Figure data in JSON
+++++
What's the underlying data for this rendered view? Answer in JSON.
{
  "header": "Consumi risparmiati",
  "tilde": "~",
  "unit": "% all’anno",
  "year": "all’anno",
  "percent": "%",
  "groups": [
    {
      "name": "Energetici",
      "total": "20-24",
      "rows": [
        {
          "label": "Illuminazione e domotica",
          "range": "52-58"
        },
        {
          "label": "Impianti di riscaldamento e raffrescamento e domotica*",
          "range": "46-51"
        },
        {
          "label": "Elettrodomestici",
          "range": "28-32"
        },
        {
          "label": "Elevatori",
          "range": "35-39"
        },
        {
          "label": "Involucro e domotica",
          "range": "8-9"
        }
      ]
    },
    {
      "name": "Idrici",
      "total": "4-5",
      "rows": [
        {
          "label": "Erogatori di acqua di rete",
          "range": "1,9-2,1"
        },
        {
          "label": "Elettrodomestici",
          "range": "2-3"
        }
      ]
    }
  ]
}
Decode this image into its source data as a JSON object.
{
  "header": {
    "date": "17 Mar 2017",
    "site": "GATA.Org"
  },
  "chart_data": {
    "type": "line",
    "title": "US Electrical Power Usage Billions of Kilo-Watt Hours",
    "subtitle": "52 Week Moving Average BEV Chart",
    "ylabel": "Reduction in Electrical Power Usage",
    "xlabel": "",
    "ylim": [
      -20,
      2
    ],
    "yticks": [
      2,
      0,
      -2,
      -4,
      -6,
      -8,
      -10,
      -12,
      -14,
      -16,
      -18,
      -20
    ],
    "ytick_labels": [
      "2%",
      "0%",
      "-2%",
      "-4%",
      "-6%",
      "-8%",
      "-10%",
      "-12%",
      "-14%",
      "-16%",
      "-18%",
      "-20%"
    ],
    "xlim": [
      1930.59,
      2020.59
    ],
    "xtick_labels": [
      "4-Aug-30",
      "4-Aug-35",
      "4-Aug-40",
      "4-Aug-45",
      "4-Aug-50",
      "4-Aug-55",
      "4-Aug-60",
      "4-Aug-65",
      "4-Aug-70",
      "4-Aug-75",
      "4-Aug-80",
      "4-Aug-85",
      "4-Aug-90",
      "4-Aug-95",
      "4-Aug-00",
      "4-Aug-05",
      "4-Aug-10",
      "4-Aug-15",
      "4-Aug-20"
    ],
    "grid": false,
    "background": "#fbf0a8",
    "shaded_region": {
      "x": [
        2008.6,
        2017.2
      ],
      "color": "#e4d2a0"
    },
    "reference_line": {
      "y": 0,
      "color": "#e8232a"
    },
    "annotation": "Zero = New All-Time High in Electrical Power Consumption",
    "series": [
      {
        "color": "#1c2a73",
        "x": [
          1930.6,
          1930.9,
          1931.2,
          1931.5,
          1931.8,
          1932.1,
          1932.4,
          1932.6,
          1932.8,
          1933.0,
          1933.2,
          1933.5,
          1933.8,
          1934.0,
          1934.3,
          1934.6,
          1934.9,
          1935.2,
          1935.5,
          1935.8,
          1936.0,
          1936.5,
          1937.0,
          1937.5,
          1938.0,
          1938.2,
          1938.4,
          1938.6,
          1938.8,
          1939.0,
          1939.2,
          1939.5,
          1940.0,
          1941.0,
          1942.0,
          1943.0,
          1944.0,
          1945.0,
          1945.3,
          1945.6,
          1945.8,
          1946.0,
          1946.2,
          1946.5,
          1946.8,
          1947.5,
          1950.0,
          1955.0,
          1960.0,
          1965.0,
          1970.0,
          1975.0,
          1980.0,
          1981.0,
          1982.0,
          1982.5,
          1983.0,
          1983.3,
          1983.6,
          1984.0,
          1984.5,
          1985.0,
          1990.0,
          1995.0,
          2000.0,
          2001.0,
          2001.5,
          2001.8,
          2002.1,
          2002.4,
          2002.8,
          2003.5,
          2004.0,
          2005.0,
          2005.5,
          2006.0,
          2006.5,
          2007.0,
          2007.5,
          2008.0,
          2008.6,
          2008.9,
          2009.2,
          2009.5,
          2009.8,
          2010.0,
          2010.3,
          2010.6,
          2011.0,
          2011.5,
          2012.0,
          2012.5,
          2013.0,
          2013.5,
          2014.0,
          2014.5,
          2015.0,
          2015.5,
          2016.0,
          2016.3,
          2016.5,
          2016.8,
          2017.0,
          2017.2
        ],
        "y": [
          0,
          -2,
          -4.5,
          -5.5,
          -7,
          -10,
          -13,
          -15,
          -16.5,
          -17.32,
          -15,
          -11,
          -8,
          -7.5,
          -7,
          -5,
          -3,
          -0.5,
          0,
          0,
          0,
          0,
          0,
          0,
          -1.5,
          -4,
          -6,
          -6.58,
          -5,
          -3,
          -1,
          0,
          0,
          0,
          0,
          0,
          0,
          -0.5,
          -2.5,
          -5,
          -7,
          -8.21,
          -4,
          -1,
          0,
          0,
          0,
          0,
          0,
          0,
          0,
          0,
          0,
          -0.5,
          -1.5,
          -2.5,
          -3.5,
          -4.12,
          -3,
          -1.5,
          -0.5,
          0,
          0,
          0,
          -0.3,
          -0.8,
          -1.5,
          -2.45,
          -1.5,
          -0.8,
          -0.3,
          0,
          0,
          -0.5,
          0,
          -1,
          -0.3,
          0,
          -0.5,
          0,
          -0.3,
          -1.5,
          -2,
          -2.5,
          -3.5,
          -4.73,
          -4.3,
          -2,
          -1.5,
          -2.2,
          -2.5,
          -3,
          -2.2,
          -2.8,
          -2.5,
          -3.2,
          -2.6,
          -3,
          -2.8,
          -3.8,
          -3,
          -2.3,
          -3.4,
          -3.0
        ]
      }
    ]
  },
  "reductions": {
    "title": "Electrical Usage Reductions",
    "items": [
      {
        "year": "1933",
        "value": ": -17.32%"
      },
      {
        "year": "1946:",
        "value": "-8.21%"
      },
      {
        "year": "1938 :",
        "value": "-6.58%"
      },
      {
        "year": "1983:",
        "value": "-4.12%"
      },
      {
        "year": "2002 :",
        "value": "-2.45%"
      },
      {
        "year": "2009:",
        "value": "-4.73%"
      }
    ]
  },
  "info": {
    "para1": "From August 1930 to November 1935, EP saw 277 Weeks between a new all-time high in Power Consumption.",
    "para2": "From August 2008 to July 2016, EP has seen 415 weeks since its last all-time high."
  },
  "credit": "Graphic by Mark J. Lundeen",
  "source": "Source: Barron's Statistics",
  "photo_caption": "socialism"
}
+++++
- THE EXERCISE
Sift the material for lines with the string "year". Copy each one found.

- RESULT FOR THIS EXERCISE
  "year": "all’anno",
        "year": "1933",
        "year": "1946:",
        "year": "1938 :",
        "year": "1983:",
        "year": "2002 :",
        "year": "2009:",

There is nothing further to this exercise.